───── Data for the task
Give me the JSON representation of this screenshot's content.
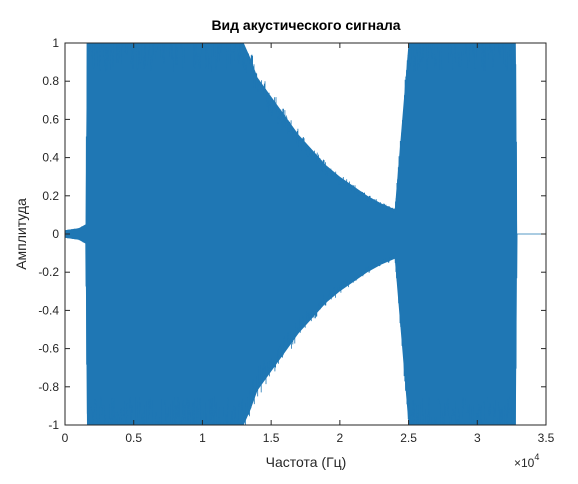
{
  "chart_data": {
    "type": "line",
    "title": "Вид акустического сигнала",
    "xlabel": "Частота (Гц)",
    "ylabel": "Амплитуда",
    "xlim": [
      0,
      35000
    ],
    "ylim": [
      -1,
      1
    ],
    "x_ticks": [
      0,
      5000,
      10000,
      15000,
      20000,
      25000,
      30000,
      35000
    ],
    "x_tick_labels": [
      "0",
      "0.5",
      "1",
      "1.5",
      "2",
      "2.5",
      "3",
      "3.5"
    ],
    "x_exponent_base": "×10",
    "x_exponent_power": "4",
    "y_ticks": [
      -1,
      -0.8,
      -0.6,
      -0.4,
      -0.2,
      0,
      0.2,
      0.4,
      0.6,
      0.8,
      1
    ],
    "y_tick_labels": [
      "-1",
      "-0.8",
      "-0.6",
      "-0.4",
      "-0.2",
      "0",
      "0.2",
      "0.4",
      "0.6",
      "0.8",
      "1"
    ],
    "grid": false,
    "line_color": "#1f77b4",
    "envelope": {
      "x": [
        0,
        1000,
        1500,
        1600,
        13000,
        13500,
        14000,
        15000,
        16000,
        17000,
        18000,
        19000,
        20000,
        21000,
        22000,
        23000,
        24000,
        25000,
        32800,
        32900,
        35000
      ],
      "upper": [
        0.02,
        0.03,
        0.05,
        1.0,
        1.0,
        0.92,
        0.82,
        0.72,
        0.62,
        0.52,
        0.44,
        0.36,
        0.3,
        0.25,
        0.2,
        0.16,
        0.13,
        1.0,
        1.0,
        0.0,
        0.0
      ],
      "lower": [
        -0.02,
        -0.03,
        -0.05,
        -1.0,
        -1.0,
        -0.92,
        -0.82,
        -0.72,
        -0.62,
        -0.52,
        -0.44,
        -0.36,
        -0.3,
        -0.25,
        -0.2,
        -0.16,
        -0.13,
        -1.0,
        -1.0,
        0.0,
        0.0
      ]
    }
  }
}
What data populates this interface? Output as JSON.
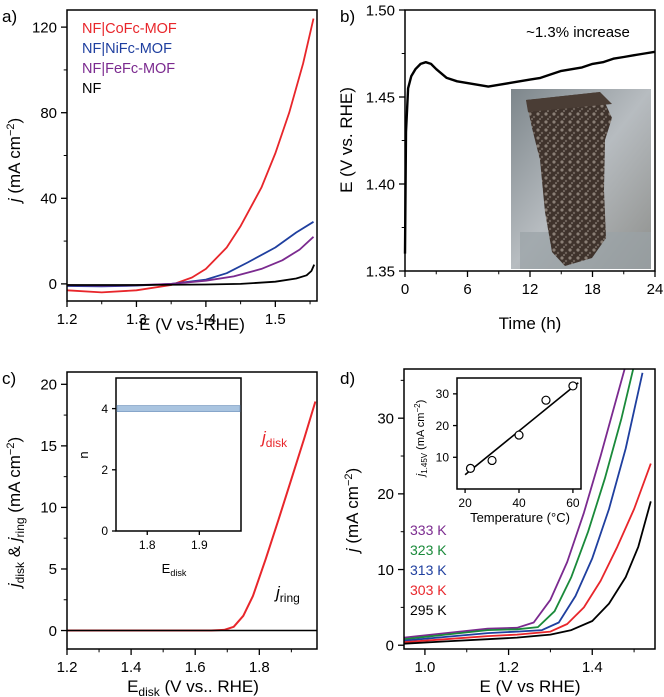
{
  "chart_data": [
    {
      "panel": "a)",
      "type": "line",
      "xlabel": "E (V vs. RHE)",
      "ylabel_main": "j",
      "ylabel_unit": " (mA cm",
      "ylabel_exp": "−2",
      "ylabel_close": ")",
      "xlim": [
        1.2,
        1.56
      ],
      "ylim": [
        -8,
        128
      ],
      "xticks": [
        "1.2",
        "1.3",
        "1.4",
        "1.5"
      ],
      "xtick_values": [
        1.2,
        1.3,
        1.4,
        1.5
      ],
      "yticks": [
        "0",
        "40",
        "80",
        "120"
      ],
      "ytick_values": [
        0,
        40,
        80,
        120
      ],
      "legend": "top-left",
      "series": [
        {
          "name": "NF|CoFc-MOF",
          "color": "#e8262b",
          "x": [
            1.2,
            1.25,
            1.3,
            1.35,
            1.38,
            1.4,
            1.43,
            1.45,
            1.48,
            1.5,
            1.52,
            1.54,
            1.555
          ],
          "y": [
            -3,
            -4,
            -3,
            -0.5,
            3,
            7,
            17,
            27,
            45,
            61,
            80,
            103,
            124
          ]
        },
        {
          "name": "NF|NiFc-MOF",
          "color": "#1f3f9f",
          "x": [
            1.2,
            1.25,
            1.3,
            1.35,
            1.4,
            1.43,
            1.46,
            1.5,
            1.53,
            1.555
          ],
          "y": [
            -1,
            -1.2,
            -0.8,
            0,
            2,
            5,
            10,
            17,
            24,
            29
          ]
        },
        {
          "name": "NF|FeFc-MOF",
          "color": "#7b2a8f",
          "x": [
            1.2,
            1.25,
            1.3,
            1.35,
            1.4,
            1.44,
            1.48,
            1.51,
            1.535,
            1.555
          ],
          "y": [
            -0.6,
            -0.8,
            -0.6,
            0,
            1.5,
            3.5,
            7,
            11,
            16,
            22
          ]
        },
        {
          "name": "NF",
          "color": "#000000",
          "x": [
            1.2,
            1.3,
            1.4,
            1.45,
            1.5,
            1.53,
            1.545,
            1.552,
            1.556
          ],
          "y": [
            -0.5,
            -0.5,
            -0.3,
            0,
            1,
            2.5,
            4,
            6,
            9
          ]
        }
      ]
    },
    {
      "panel": "b)",
      "type": "line",
      "xlabel": "Time (h)",
      "ylabel": "E (V vs. RHE)",
      "xlim": [
        0,
        24
      ],
      "ylim": [
        1.35,
        1.5
      ],
      "xticks": [
        "0",
        "6",
        "12",
        "18",
        "24"
      ],
      "xtick_values": [
        0,
        6,
        12,
        18,
        24
      ],
      "yticks": [
        "1.35",
        "1.40",
        "1.45",
        "1.50"
      ],
      "ytick_values": [
        1.35,
        1.4,
        1.45,
        1.5
      ],
      "annotation": "~1.3% increase",
      "inset_photo": "electrode photograph (bubbling)",
      "series": [
        {
          "name": "E vs t",
          "color": "#000000",
          "x": [
            0,
            0.1,
            0.3,
            0.6,
            1,
            1.5,
            2,
            2.5,
            3,
            4,
            5,
            6,
            7,
            8,
            9,
            10,
            11,
            12,
            13,
            14,
            15,
            16,
            17,
            18,
            19,
            20,
            21,
            22,
            23,
            24
          ],
          "y": [
            1.36,
            1.43,
            1.455,
            1.462,
            1.466,
            1.469,
            1.47,
            1.469,
            1.466,
            1.461,
            1.459,
            1.458,
            1.457,
            1.456,
            1.457,
            1.458,
            1.459,
            1.46,
            1.461,
            1.463,
            1.465,
            1.466,
            1.467,
            1.469,
            1.47,
            1.472,
            1.473,
            1.474,
            1.475,
            1.476
          ]
        }
      ]
    },
    {
      "panel": "c)",
      "type": "line",
      "xlabel_main": "E",
      "xlabel_sub": "disk",
      "xlabel_rest": " (V vs.. RHE)",
      "ylabel_j1": "j",
      "ylabel_sub1": "disk",
      "ylabel_amp": " & ",
      "ylabel_j2": "j",
      "ylabel_sub2": "ring",
      "ylabel_unit": " (mA cm",
      "ylabel_exp": "−2",
      "ylabel_close": ")",
      "xlim": [
        1.2,
        1.98
      ],
      "ylim": [
        -1.5,
        21
      ],
      "xticks": [
        "1.2",
        "1.4",
        "1.6",
        "1.8"
      ],
      "xtick_values": [
        1.2,
        1.4,
        1.6,
        1.8
      ],
      "yticks": [
        "0",
        "5",
        "10",
        "15",
        "20"
      ],
      "ytick_values": [
        0,
        5,
        10,
        15,
        20
      ],
      "label_disk_main": "j",
      "label_disk_sub": "disk",
      "label_ring_main": "j",
      "label_ring_sub": "ring",
      "series": [
        {
          "name": "j_disk",
          "color": "#e8262b",
          "x": [
            1.2,
            1.65,
            1.69,
            1.72,
            1.75,
            1.78,
            1.82,
            1.86,
            1.9,
            1.94,
            1.975
          ],
          "y": [
            0,
            0,
            0.05,
            0.3,
            1.2,
            2.8,
            5.8,
            9,
            12.3,
            15.6,
            18.6
          ]
        },
        {
          "name": "j_ring",
          "color": "#000000",
          "x": [
            1.2,
            1.98
          ],
          "y": [
            0,
            0
          ]
        }
      ],
      "inset": {
        "xlabel_main": "E",
        "xlabel_sub": "disk",
        "ylabel": "n",
        "xlim": [
          1.74,
          1.98
        ],
        "ylim": [
          0,
          5
        ],
        "xticks": [
          "1.8",
          "1.9"
        ],
        "xtick_values": [
          1.8,
          1.9
        ],
        "yticks": [
          "0",
          "2",
          "4"
        ],
        "ytick_values": [
          0,
          2,
          4
        ],
        "n_value": 4,
        "color": "#a9c4e0"
      }
    },
    {
      "panel": "d)",
      "type": "line",
      "xlabel": "E (V vs RHE)",
      "ylabel_main": "j",
      "ylabel_unit": " (mA cm",
      "ylabel_exp": "−2",
      "ylabel_close": ")",
      "xlim": [
        0.95,
        1.55
      ],
      "ylim": [
        -0.5,
        36.5
      ],
      "xticks": [
        "1.0",
        "1.2",
        "1.4"
      ],
      "xtick_values": [
        1.0,
        1.2,
        1.4
      ],
      "yticks": [
        "0",
        "10",
        "20",
        "30"
      ],
      "ytick_values": [
        0,
        10,
        20,
        30
      ],
      "legend": "bottom-left",
      "series": [
        {
          "name": "333 K",
          "color": "#7b2a8f",
          "x": [
            0.95,
            1.05,
            1.15,
            1.22,
            1.26,
            1.3,
            1.34,
            1.38,
            1.42,
            1.46,
            1.48
          ],
          "y": [
            1.0,
            1.6,
            2.2,
            2.3,
            3.0,
            6.0,
            11,
            17.5,
            25,
            33,
            37
          ]
        },
        {
          "name": "323 K",
          "color": "#1a8a3a",
          "x": [
            0.95,
            1.05,
            1.15,
            1.22,
            1.27,
            1.31,
            1.35,
            1.39,
            1.43,
            1.47,
            1.5
          ],
          "y": [
            0.8,
            1.4,
            2.0,
            2.1,
            2.4,
            4.5,
            9,
            15,
            22,
            30,
            37
          ]
        },
        {
          "name": "313 K",
          "color": "#1f3f9f",
          "x": [
            0.95,
            1.05,
            1.15,
            1.22,
            1.28,
            1.32,
            1.36,
            1.4,
            1.44,
            1.48,
            1.52
          ],
          "y": [
            0.6,
            1.1,
            1.6,
            1.8,
            2.0,
            3.0,
            6.5,
            11.5,
            18,
            26,
            36
          ]
        },
        {
          "name": "303 K",
          "color": "#e8262b",
          "x": [
            0.95,
            1.05,
            1.15,
            1.22,
            1.3,
            1.34,
            1.38,
            1.42,
            1.46,
            1.5,
            1.54
          ],
          "y": [
            0.4,
            0.8,
            1.2,
            1.4,
            1.8,
            2.8,
            5.0,
            8.5,
            13,
            18,
            24
          ]
        },
        {
          "name": "295 K",
          "color": "#000000",
          "x": [
            0.95,
            1.05,
            1.15,
            1.22,
            1.3,
            1.35,
            1.4,
            1.44,
            1.48,
            1.51,
            1.54
          ],
          "y": [
            0.2,
            0.5,
            0.8,
            1.0,
            1.4,
            2.0,
            3.2,
            5.5,
            9,
            13,
            19
          ]
        }
      ],
      "inset": {
        "xlabel": "Temperature (°C)",
        "ylabel_main": "j",
        "ylabel_sub": "1.45V",
        "ylabel_unit": " (mA cm",
        "ylabel_exp": "−2",
        "ylabel_close": ")",
        "xlim": [
          17,
          63
        ],
        "ylim": [
          0,
          35
        ],
        "xticks": [
          "20",
          "40",
          "60"
        ],
        "xtick_values": [
          20,
          40,
          60
        ],
        "yticks": [
          "10",
          "20",
          "30"
        ],
        "ytick_values": [
          10,
          20,
          30
        ],
        "points_x": [
          22,
          30,
          40,
          50,
          60
        ],
        "points_y": [
          6.5,
          9,
          17,
          28,
          32.5
        ],
        "fit_x": [
          20,
          62
        ],
        "fit_y": [
          4.5,
          33.5
        ]
      }
    }
  ]
}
──────────
What you are asked to do -
Tally up the lines holding the word "name" in the data above, and answer with that figure only.

Reply to the task -
12